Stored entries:
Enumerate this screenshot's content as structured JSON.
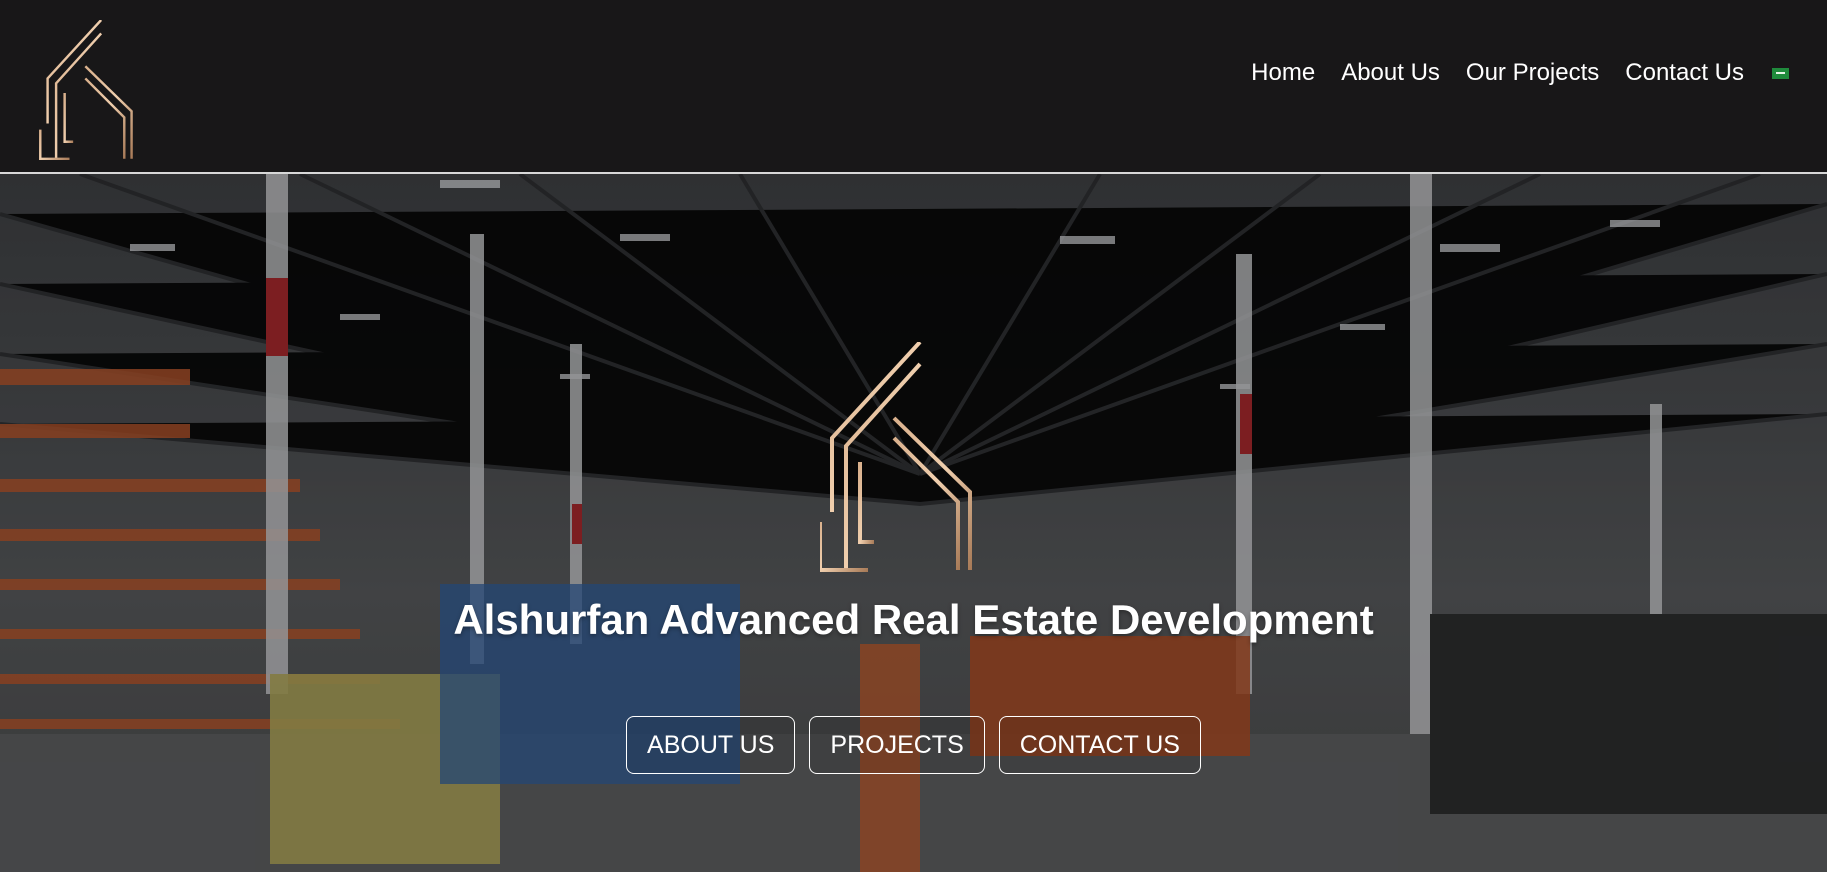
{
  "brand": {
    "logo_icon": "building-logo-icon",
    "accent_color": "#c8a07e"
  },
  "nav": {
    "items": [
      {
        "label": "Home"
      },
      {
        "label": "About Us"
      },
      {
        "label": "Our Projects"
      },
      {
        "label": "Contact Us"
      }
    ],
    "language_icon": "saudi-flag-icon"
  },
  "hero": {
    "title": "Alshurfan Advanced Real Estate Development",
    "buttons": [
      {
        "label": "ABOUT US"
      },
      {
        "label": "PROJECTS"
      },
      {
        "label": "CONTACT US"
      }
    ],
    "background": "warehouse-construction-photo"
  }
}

TO DO:
Print all of the entries word for word. Omit the pictures they contain.

COMPLETE ANSWER:
Enumerate this screenshot's content as structured JSON.
{
  "brand": {
    "logo_icon": "building-logo-icon",
    "accent_color": "#c8a07e"
  },
  "nav": {
    "items": [
      {
        "label": "Home"
      },
      {
        "label": "About Us"
      },
      {
        "label": "Our Projects"
      },
      {
        "label": "Contact Us"
      }
    ],
    "language_icon": "saudi-flag-icon"
  },
  "hero": {
    "title": "Alshurfan Advanced Real Estate Development",
    "buttons": [
      {
        "label": "ABOUT US"
      },
      {
        "label": "PROJECTS"
      },
      {
        "label": "CONTACT US"
      }
    ],
    "background": "warehouse-construction-photo"
  }
}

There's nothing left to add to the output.